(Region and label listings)

--

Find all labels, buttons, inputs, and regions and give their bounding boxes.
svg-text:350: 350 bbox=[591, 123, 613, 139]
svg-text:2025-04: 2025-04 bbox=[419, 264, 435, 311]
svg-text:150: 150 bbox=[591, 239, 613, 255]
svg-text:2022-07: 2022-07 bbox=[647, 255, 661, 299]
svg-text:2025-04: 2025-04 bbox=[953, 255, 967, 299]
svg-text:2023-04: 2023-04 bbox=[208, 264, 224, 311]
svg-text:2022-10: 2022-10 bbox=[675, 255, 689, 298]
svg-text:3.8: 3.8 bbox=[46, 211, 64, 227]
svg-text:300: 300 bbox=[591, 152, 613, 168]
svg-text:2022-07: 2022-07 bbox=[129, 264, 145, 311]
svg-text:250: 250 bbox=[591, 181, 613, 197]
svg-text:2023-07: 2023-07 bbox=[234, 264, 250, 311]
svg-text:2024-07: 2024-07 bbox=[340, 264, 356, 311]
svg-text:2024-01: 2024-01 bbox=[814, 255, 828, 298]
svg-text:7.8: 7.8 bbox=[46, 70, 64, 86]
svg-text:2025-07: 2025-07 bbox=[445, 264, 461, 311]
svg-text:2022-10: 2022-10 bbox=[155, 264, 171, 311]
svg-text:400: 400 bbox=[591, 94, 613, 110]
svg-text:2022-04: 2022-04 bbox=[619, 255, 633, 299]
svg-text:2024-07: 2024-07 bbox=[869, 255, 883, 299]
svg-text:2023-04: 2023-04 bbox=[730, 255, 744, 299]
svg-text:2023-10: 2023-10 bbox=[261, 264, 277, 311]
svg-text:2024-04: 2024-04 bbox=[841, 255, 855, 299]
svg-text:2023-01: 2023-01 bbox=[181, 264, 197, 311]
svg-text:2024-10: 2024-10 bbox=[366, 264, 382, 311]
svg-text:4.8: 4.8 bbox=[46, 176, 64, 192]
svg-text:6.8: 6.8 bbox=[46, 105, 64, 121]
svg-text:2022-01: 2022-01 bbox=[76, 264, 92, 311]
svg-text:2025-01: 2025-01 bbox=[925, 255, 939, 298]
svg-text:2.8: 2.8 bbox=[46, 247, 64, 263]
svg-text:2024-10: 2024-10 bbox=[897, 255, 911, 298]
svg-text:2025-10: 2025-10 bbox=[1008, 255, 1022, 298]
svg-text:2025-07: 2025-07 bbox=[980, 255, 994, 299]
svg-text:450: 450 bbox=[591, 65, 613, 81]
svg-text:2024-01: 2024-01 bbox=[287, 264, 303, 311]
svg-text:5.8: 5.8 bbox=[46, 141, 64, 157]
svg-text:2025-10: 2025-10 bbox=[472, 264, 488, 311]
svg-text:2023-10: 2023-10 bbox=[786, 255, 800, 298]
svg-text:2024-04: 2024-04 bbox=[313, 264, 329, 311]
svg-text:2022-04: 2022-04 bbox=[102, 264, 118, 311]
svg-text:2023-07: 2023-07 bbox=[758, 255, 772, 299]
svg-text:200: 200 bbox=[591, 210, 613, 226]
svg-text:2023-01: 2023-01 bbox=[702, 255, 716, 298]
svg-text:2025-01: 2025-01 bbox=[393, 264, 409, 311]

--

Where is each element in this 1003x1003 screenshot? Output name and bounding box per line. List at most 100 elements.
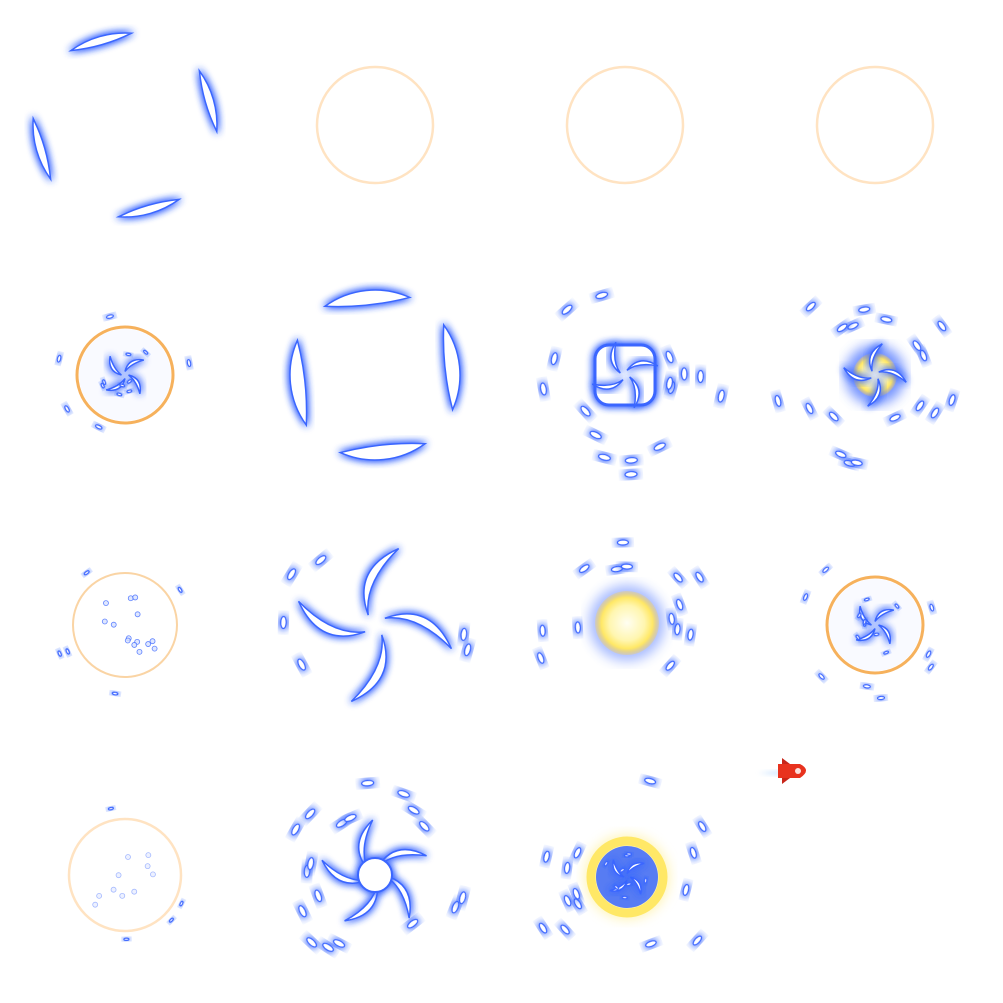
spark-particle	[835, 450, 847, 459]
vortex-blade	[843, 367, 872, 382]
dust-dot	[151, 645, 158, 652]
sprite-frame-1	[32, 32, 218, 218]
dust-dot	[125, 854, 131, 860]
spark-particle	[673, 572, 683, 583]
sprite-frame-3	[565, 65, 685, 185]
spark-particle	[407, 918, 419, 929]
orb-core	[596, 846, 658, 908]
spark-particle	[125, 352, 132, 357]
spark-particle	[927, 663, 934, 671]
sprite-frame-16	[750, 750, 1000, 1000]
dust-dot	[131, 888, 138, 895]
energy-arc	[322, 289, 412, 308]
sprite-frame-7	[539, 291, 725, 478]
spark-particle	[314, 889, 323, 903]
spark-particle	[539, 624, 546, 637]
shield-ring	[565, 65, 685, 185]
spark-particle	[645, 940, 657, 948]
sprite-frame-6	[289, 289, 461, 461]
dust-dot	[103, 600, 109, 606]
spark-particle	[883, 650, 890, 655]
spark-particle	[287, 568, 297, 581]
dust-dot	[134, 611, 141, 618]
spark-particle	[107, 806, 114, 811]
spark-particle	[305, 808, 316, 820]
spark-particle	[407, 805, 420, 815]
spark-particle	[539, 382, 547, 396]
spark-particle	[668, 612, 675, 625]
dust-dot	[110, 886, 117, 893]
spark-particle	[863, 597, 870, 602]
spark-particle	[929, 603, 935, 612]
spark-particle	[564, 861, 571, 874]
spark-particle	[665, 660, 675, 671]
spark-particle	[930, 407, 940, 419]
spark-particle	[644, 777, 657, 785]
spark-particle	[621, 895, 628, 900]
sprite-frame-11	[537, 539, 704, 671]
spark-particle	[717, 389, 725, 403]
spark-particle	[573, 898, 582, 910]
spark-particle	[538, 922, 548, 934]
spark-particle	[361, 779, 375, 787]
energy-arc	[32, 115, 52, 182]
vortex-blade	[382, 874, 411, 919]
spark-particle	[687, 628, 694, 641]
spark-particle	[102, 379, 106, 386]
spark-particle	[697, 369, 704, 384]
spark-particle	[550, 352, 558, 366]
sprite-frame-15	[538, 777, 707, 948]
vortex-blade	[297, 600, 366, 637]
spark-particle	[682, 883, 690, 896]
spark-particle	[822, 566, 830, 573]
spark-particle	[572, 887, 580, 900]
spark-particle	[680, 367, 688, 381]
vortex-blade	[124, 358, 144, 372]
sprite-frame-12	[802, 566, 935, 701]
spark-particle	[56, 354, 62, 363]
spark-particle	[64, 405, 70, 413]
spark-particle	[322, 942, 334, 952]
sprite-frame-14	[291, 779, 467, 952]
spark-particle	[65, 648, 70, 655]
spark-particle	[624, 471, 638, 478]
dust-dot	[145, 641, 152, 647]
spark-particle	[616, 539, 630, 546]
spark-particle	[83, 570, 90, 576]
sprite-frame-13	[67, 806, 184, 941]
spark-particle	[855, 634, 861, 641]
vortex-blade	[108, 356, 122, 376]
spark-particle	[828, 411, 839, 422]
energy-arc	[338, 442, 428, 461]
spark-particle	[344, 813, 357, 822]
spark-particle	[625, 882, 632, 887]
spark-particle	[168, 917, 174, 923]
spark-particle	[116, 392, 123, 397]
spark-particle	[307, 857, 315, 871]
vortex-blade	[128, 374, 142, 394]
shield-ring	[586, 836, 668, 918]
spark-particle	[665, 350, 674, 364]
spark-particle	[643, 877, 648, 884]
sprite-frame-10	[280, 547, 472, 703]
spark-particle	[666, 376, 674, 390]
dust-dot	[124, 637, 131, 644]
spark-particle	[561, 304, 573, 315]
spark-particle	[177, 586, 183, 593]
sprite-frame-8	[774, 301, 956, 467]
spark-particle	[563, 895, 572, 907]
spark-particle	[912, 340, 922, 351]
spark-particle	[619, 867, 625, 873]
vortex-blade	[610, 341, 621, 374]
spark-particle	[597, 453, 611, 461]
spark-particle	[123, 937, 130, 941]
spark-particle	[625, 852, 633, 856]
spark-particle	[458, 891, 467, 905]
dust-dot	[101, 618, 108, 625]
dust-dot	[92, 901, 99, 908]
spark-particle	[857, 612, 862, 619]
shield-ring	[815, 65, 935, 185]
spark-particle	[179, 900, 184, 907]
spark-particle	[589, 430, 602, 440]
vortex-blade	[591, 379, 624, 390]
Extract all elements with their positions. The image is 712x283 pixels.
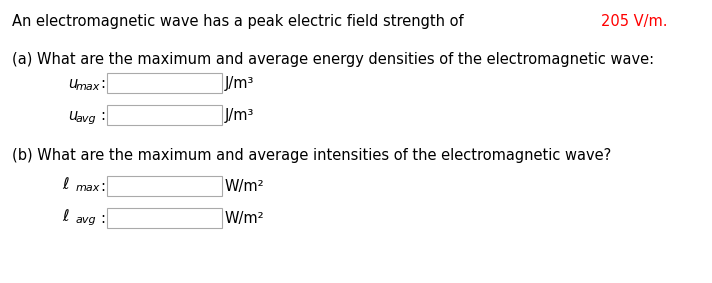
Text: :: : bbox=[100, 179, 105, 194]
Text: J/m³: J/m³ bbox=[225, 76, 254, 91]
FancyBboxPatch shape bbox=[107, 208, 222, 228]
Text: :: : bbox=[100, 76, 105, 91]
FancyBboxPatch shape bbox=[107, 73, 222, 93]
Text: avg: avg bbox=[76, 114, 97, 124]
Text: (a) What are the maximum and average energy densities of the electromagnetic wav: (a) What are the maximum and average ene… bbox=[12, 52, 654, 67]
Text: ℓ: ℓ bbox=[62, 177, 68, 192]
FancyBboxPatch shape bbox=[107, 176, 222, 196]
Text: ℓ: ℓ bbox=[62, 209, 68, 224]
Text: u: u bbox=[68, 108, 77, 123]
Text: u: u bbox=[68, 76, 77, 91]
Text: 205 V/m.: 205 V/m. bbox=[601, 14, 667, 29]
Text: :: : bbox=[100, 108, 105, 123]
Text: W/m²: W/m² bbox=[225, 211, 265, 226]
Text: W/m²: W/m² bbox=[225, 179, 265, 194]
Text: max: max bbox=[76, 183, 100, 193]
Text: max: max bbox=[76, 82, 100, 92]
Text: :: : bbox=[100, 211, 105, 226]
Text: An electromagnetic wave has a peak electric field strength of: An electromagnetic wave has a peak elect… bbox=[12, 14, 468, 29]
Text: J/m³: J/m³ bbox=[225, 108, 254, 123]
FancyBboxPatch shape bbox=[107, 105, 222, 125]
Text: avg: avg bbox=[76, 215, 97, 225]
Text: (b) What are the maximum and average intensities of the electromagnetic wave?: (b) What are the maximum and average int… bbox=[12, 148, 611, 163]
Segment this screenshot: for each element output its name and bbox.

--

Directions: Can you output, unchanged, the lines from the one containing "450, 847, 459]" to the one containing "379, 106, 386]", including both of those lines?

Solution below:
spark-particle	[835, 450, 847, 459]
vortex-blade	[843, 367, 872, 382]
dust-dot	[151, 645, 158, 652]
sprite-frame-1	[32, 32, 218, 218]
dust-dot	[125, 854, 131, 860]
spark-particle	[673, 572, 683, 583]
sprite-frame-3	[565, 65, 685, 185]
spark-particle	[407, 918, 419, 929]
orb-core	[596, 846, 658, 908]
spark-particle	[125, 352, 132, 357]
spark-particle	[927, 663, 934, 671]
sprite-frame-16	[750, 750, 1000, 1000]
dust-dot	[131, 888, 138, 895]
energy-arc	[322, 289, 412, 308]
sprite-frame-7	[539, 291, 725, 478]
spark-particle	[314, 889, 323, 903]
spark-particle	[539, 624, 546, 637]
shield-ring	[565, 65, 685, 185]
spark-particle	[645, 940, 657, 948]
sprite-frame-6	[289, 289, 461, 461]
dust-dot	[103, 600, 109, 606]
spark-particle	[883, 650, 890, 655]
spark-particle	[287, 568, 297, 581]
dust-dot	[134, 611, 141, 618]
spark-particle	[107, 806, 114, 811]
spark-particle	[305, 808, 316, 820]
spark-particle	[407, 805, 420, 815]
spark-particle	[539, 382, 547, 396]
spark-particle	[668, 612, 675, 625]
dust-dot	[110, 886, 117, 893]
spark-particle	[863, 597, 870, 602]
spark-particle	[929, 603, 935, 612]
spark-particle	[564, 861, 571, 874]
spark-particle	[665, 660, 675, 671]
spark-particle	[930, 407, 940, 419]
spark-particle	[644, 777, 657, 785]
spark-particle	[621, 895, 628, 900]
sprite-frame-11	[537, 539, 704, 671]
spark-particle	[717, 389, 725, 403]
spark-particle	[573, 898, 582, 910]
spark-particle	[538, 922, 548, 934]
spark-particle	[361, 779, 375, 787]
energy-arc	[32, 115, 52, 182]
vortex-blade	[382, 874, 411, 919]
spark-particle	[687, 628, 694, 641]
spark-particle	[102, 379, 106, 386]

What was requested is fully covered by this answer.